_EXERCISE MATERIAL:_
· · · · ·

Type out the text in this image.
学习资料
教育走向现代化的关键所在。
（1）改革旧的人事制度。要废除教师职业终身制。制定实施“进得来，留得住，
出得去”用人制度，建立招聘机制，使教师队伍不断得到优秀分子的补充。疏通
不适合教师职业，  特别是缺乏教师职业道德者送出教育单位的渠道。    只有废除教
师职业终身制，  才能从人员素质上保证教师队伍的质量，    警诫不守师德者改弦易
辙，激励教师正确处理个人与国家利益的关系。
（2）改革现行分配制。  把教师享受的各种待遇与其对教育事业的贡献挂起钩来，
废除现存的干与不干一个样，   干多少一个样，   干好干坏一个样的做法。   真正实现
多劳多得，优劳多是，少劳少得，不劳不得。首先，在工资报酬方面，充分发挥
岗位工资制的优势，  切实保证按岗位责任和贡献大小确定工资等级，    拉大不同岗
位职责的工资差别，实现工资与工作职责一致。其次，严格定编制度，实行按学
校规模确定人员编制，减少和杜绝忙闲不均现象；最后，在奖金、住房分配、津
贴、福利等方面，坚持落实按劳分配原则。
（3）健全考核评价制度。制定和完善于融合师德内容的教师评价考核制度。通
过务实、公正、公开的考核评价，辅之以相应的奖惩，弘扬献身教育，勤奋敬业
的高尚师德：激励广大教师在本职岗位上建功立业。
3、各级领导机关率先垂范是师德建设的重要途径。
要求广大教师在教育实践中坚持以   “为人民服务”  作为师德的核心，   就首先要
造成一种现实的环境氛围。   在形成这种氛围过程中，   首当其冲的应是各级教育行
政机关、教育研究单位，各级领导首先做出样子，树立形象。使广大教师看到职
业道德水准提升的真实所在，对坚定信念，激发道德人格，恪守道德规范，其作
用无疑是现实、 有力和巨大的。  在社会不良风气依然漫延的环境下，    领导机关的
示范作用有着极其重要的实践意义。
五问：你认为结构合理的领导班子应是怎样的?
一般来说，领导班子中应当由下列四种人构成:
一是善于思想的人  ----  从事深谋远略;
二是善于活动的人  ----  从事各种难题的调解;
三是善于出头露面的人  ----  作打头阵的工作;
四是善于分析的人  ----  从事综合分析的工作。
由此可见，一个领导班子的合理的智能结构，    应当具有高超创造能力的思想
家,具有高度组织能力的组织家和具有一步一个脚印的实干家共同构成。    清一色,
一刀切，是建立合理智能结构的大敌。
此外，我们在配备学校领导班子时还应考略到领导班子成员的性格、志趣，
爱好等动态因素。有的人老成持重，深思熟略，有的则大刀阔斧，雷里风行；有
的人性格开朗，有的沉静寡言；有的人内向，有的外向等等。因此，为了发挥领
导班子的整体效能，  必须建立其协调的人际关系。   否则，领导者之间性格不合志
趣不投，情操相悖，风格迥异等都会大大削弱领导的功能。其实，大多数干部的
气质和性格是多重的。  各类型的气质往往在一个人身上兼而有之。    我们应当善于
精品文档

· · · · ·

_JOB:_ Type out the full listing again, exactly as given.

_TASK OUTPUT:_
Type out the text in this image.
学习资料
教育走向现代化的关键所在。
（1）改革旧的人事制度。要废除教师职业终身制。制定实施“进得来，留得住，
出得去”用人制度，建立招聘机制，使教师队伍不断得到优秀分子的补充。疏通
不适合教师职业，  特别是缺乏教师职业道德者送出教育单位的渠道。    只有废除教
师职业终身制，  才能从人员素质上保证教师队伍的质量，    警诫不守师德者改弦易
辙，激励教师正确处理个人与国家利益的关系。
（2）改革现行分配制。  把教师享受的各种待遇与其对教育事业的贡献挂起钩来，
废除现存的干与不干一个样，   干多少一个样，   干好干坏一个样的做法。   真正实现
多劳多得，优劳多是，少劳少得，不劳不得。首先，在工资报酬方面，充分发挥
岗位工资制的优势，  切实保证按岗位责任和贡献大小确定工资等级，    拉大不同岗
位职责的工资差别，实现工资与工作职责一致。其次，严格定编制度，实行按学
校规模确定人员编制，减少和杜绝忙闲不均现象；最后，在奖金、住房分配、津
贴、福利等方面，坚持落实按劳分配原则。
（3）健全考核评价制度。制定和完善于融合师德内容的教师评价考核制度。通
过务实、公正、公开的考核评价，辅之以相应的奖惩，弘扬献身教育，勤奋敬业
的高尚师德：激励广大教师在本职岗位上建功立业。
3、各级领导机关率先垂范是师德建设的重要途径。
要求广大教师在教育实践中坚持以   “为人民服务”  作为师德的核心，   就首先要
造成一种现实的环境氛围。   在形成这种氛围过程中，   首当其冲的应是各级教育行
政机关、教育研究单位，各级领导首先做出样子，树立形象。使广大教师看到职
业道德水准提升的真实所在，对坚定信念，激发道德人格，恪守道德规范，其作
用无疑是现实、 有力和巨大的。  在社会不良风气依然漫延的环境下，    领导机关的
示范作用有着极其重要的实践意义。
五问：你认为结构合理的领导班子应是怎样的?
一般来说，领导班子中应当由下列四种人构成:
一是善于思想的人  ----  从事深谋远略;
二是善于活动的人  ----  从事各种难题的调解;
三是善于出头露面的人  ----  作打头阵的工作;
四是善于分析的人  ----  从事综合分析的工作。
由此可见，一个领导班子的合理的智能结构，    应当具有高超创造能力的思想
家,具有高度组织能力的组织家和具有一步一个脚印的实干家共同构成。    清一色,
一刀切，是建立合理智能结构的大敌。
此外，我们在配备学校领导班子时还应考略到领导班子成员的性格、志趣，
爱好等动态因素。有的人老成持重，深思熟略，有的则大刀阔斧，雷里风行；有
的人性格开朗，有的沉静寡言；有的人内向，有的外向等等。因此，为了发挥领
导班子的整体效能，  必须建立其协调的人际关系。   否则，领导者之间性格不合志
趣不投，情操相悖，风格迥异等都会大大削弱领导的功能。其实，大多数干部的
气质和性格是多重的。  各类型的气质往往在一个人身上兼而有之。    我们应当善于
精品文档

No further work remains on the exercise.